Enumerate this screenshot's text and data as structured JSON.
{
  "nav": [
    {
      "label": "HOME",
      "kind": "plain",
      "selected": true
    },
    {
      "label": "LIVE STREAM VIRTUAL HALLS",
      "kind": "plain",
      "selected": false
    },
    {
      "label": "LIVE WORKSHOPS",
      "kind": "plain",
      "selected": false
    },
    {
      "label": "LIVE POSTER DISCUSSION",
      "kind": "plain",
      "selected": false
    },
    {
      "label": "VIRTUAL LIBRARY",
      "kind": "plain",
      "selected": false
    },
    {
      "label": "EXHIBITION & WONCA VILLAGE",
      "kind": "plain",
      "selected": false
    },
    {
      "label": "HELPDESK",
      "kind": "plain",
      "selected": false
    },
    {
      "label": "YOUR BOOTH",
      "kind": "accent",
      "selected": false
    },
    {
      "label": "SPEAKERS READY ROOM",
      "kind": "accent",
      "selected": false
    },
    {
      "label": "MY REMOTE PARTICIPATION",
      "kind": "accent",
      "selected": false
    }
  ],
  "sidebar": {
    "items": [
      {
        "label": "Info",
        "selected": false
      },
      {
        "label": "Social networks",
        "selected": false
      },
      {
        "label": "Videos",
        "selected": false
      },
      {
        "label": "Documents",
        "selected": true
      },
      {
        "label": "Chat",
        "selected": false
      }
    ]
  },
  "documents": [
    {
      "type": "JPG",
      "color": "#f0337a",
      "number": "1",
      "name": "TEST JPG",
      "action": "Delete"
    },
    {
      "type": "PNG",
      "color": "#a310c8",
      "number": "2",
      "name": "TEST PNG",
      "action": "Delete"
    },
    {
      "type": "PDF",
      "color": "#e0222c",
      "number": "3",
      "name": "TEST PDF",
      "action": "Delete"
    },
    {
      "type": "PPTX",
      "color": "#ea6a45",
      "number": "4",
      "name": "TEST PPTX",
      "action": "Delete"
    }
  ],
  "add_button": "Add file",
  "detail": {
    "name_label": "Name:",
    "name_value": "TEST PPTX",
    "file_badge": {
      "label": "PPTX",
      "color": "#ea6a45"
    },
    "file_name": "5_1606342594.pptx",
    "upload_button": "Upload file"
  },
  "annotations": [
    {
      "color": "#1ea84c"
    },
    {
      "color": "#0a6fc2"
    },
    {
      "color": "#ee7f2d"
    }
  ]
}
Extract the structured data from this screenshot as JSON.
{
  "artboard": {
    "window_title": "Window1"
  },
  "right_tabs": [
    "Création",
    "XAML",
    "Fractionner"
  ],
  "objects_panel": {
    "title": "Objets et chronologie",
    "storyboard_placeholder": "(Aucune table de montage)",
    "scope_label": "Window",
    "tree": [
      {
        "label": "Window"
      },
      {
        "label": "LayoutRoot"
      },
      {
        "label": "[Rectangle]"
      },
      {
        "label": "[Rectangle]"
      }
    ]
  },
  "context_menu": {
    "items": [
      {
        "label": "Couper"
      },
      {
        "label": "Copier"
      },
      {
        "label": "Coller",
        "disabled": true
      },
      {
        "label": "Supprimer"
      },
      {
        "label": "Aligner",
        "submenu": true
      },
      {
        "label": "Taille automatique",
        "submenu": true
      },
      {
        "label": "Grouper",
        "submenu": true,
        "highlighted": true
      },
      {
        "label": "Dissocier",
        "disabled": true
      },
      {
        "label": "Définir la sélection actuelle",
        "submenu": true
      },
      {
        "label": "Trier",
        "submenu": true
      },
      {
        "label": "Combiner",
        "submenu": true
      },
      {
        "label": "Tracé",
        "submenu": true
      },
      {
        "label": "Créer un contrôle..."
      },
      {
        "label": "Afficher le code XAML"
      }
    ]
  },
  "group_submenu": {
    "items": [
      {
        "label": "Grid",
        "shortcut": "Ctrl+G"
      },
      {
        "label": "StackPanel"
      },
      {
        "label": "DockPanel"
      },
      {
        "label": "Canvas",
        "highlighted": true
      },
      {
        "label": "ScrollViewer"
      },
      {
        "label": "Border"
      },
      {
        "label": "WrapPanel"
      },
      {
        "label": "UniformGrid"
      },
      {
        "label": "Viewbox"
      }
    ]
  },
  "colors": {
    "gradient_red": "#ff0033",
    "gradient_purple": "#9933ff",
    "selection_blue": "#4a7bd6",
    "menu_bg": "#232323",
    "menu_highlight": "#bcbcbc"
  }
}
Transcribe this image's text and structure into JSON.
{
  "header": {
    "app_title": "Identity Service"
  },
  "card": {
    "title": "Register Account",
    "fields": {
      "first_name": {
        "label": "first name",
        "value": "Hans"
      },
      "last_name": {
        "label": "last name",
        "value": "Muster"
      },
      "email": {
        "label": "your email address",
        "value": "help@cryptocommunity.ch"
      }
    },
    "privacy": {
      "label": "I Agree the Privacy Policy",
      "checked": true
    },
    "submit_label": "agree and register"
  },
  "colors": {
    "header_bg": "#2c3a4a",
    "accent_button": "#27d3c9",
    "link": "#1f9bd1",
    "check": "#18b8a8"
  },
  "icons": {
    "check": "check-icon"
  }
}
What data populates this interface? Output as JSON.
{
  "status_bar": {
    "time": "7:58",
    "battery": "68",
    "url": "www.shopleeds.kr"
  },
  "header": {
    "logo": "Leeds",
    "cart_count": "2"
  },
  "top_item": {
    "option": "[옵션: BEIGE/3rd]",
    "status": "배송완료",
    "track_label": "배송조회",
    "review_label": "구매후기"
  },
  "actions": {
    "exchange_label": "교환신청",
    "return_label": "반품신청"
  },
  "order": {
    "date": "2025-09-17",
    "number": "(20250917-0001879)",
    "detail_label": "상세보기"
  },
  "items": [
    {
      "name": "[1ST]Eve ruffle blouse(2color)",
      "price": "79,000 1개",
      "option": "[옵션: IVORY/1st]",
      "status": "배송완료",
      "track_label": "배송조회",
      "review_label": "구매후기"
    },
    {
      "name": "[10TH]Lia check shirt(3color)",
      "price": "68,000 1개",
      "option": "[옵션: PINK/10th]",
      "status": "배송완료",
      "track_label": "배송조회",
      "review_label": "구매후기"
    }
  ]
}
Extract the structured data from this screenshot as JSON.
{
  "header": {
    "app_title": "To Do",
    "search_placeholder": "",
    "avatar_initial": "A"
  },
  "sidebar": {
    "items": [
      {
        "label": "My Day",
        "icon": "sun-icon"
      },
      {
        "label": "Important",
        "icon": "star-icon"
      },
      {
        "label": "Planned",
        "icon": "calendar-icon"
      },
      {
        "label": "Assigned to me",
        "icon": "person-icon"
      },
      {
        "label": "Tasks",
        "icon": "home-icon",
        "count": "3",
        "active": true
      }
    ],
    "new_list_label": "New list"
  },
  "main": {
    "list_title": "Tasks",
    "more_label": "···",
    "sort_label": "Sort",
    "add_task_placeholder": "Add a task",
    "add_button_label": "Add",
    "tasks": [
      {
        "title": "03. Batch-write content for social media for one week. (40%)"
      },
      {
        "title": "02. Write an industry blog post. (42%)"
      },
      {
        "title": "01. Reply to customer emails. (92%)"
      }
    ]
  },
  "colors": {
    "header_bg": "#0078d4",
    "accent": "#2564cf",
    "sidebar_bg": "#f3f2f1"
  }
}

[What this task involves] Exactly reproduce every record.

[Completed exercise]
Enumerate this screenshot's text and data as structured JSON.
{
  "nav": [
    {
      "label": "HOME",
      "kind": "plain",
      "selected": true
    },
    {
      "label": "LIVE STREAM VIRTUAL HALLS",
      "kind": "plain",
      "selected": false
    },
    {
      "label": "LIVE WORKSHOPS",
      "kind": "plain",
      "selected": false
    },
    {
      "label": "LIVE POSTER DISCUSSION",
      "kind": "plain",
      "selected": false
    },
    {
      "label": "VIRTUAL LIBRARY",
      "kind": "plain",
      "selected": false
    },
    {
      "label": "EXHIBITION & WONCA VILLAGE",
      "kind": "plain",
      "selected": false
    },
    {
      "label": "HELPDESK",
      "kind": "plain",
      "selected": false
    },
    {
      "label": "YOUR BOOTH",
      "kind": "accent",
      "selected": false
    },
    {
      "label": "SPEAKERS READY ROOM",
      "kind": "accent",
      "selected": false
    },
    {
      "label": "MY REMOTE PARTICIPATION",
      "kind": "accent",
      "selected": false
    }
  ],
  "sidebar": {
    "items": [
      {
        "label": "Info",
        "selected": false
      },
      {
        "label": "Social networks",
        "selected": false
      },
      {
        "label": "Videos",
        "selected": false
      },
      {
        "label": "Documents",
        "selected": true
      },
      {
        "label": "Chat",
        "selected": false
      }
    ]
  },
  "documents": [
    {
      "type": "JPG",
      "color": "#f0337a",
      "number": "1",
      "name": "TEST JPG",
      "action": "Delete"
    },
    {
      "type": "PNG",
      "color": "#a310c8",
      "number": "2",
      "name": "TEST PNG",
      "action": "Delete"
    },
    {
      "type": "PDF",
      "color": "#e0222c",
      "number": "3",
      "name": "TEST PDF",
      "action": "Delete"
    },
    {
      "type": "PPTX",
      "color": "#ea6a45",
      "number": "4",
      "name": "TEST PPTX",
      "action": "Delete"
    }
  ],
  "add_button": "Add file",
  "detail": {
    "name_label": "Name:",
    "name_value": "TEST PPTX",
    "file_badge": {
      "label": "PPTX",
      "color": "#ea6a45"
    },
    "file_name": "5_1606342594.pptx",
    "upload_button": "Upload file"
  },
  "annotations": [
    {
      "color": "#1ea84c"
    },
    {
      "color": "#0a6fc2"
    },
    {
      "color": "#ee7f2d"
    }
  ]
}
Extract the structured data from this screenshot as JSON.
{
  "artboard": {
    "window_title": "Window1"
  },
  "right_tabs": [
    "Création",
    "XAML",
    "Fractionner"
  ],
  "objects_panel": {
    "title": "Objets et chronologie",
    "storyboard_placeholder": "(Aucune table de montage)",
    "scope_label": "Window",
    "tree": [
      {
        "label": "Window"
      },
      {
        "label": "LayoutRoot"
      },
      {
        "label": "[Rectangle]"
      },
      {
        "label": "[Rectangle]"
      }
    ]
  },
  "context_menu": {
    "items": [
      {
        "label": "Couper"
      },
      {
        "label": "Copier"
      },
      {
        "label": "Coller",
        "disabled": true
      },
      {
        "label": "Supprimer"
      },
      {
        "label": "Aligner",
        "submenu": true
      },
      {
        "label": "Taille automatique",
        "submenu": true
      },
      {
        "label": "Grouper",
        "submenu": true,
        "highlighted": true
      },
      {
        "label": "Dissocier",
        "disabled": true
      },
      {
        "label": "Définir la sélection actuelle",
        "submenu": true
      },
      {
        "label": "Trier",
        "submenu": true
      },
      {
        "label": "Combiner",
        "submenu": true
      },
      {
        "label": "Tracé",
        "submenu": true
      },
      {
        "label": "Créer un contrôle..."
      },
      {
        "label": "Afficher le code XAML"
      }
    ]
  },
  "group_submenu": {
    "items": [
      {
        "label": "Grid",
        "shortcut": "Ctrl+G"
      },
      {
        "label": "StackPanel"
      },
      {
        "label": "DockPanel"
      },
      {
        "label": "Canvas",
        "highlighted": true
      },
      {
        "label": "ScrollViewer"
      },
      {
        "label": "Border"
      },
      {
        "label": "WrapPanel"
      },
      {
        "label": "UniformGrid"
      },
      {
        "label": "Viewbox"
      }
    ]
  },
  "colors": {
    "gradient_red": "#ff0033",
    "gradient_purple": "#9933ff",
    "selection_blue": "#4a7bd6",
    "menu_bg": "#232323",
    "menu_highlight": "#bcbcbc"
  }
}
Transcribe this image's text and structure into JSON.
{
  "header": {
    "app_title": "Identity Service"
  },
  "card": {
    "title": "Register Account",
    "fields": {
      "first_name": {
        "label": "first name",
        "value": "Hans"
      },
      "last_name": {
        "label": "last name",
        "value": "Muster"
      },
      "email": {
        "label": "your email address",
        "value": "help@cryptocommunity.ch"
      }
    },
    "privacy": {
      "label": "I Agree the Privacy Policy",
      "checked": true
    },
    "submit_label": "agree and register"
  },
  "colors": {
    "header_bg": "#2c3a4a",
    "accent_button": "#27d3c9",
    "link": "#1f9bd1",
    "check": "#18b8a8"
  },
  "icons": {
    "check": "check-icon"
  }
}
What data populates this interface? Output as JSON.
{
  "status_bar": {
    "time": "7:58",
    "battery": "68",
    "url": "www.shopleeds.kr"
  },
  "header": {
    "logo": "Leeds",
    "cart_count": "2"
  },
  "top_item": {
    "option": "[옵션: BEIGE/3rd]",
    "status": "배송완료",
    "track_label": "배송조회",
    "review_label": "구매후기"
  },
  "actions": {
    "exchange_label": "교환신청",
    "return_label": "반품신청"
  },
  "order": {
    "date": "2025-09-17",
    "number": "(20250917-0001879)",
    "detail_label": "상세보기"
  },
  "items": [
    {
      "name": "[1ST]Eve ruffle blouse(2color)",
      "price": "79,000 1개",
      "option": "[옵션: IVORY/1st]",
      "status": "배송완료",
      "track_label": "배송조회",
      "review_label": "구매후기"
    },
    {
      "name": "[10TH]Lia check shirt(3color)",
      "price": "68,000 1개",
      "option": "[옵션: PINK/10th]",
      "status": "배송완료",
      "track_label": "배송조회",
      "review_label": "구매후기"
    }
  ]
}
Extract the structured data from this screenshot as JSON.
{
  "header": {
    "app_title": "To Do",
    "search_placeholder": "",
    "avatar_initial": "A"
  },
  "sidebar": {
    "items": [
      {
        "label": "My Day",
        "icon": "sun-icon"
      },
      {
        "label": "Important",
        "icon": "star-icon"
      },
      {
        "label": "Planned",
        "icon": "calendar-icon"
      },
      {
        "label": "Assigned to me",
        "icon": "person-icon"
      },
      {
        "label": "Tasks",
        "icon": "home-icon",
        "count": "3",
        "active": true
      }
    ],
    "new_list_label": "New list"
  },
  "main": {
    "list_title": "Tasks",
    "more_label": "···",
    "sort_label": "Sort",
    "add_task_placeholder": "Add a task",
    "add_button_label": "Add",
    "tasks": [
      {
        "title": "03. Batch-write content for social media for one week. (40%)"
      },
      {
        "title": "02. Write an industry blog post. (42%)"
      },
      {
        "title": "01. Reply to customer emails. (92%)"
      }
    ]
  },
  "colors": {
    "header_bg": "#0078d4",
    "accent": "#2564cf",
    "sidebar_bg": "#f3f2f1"
  }
}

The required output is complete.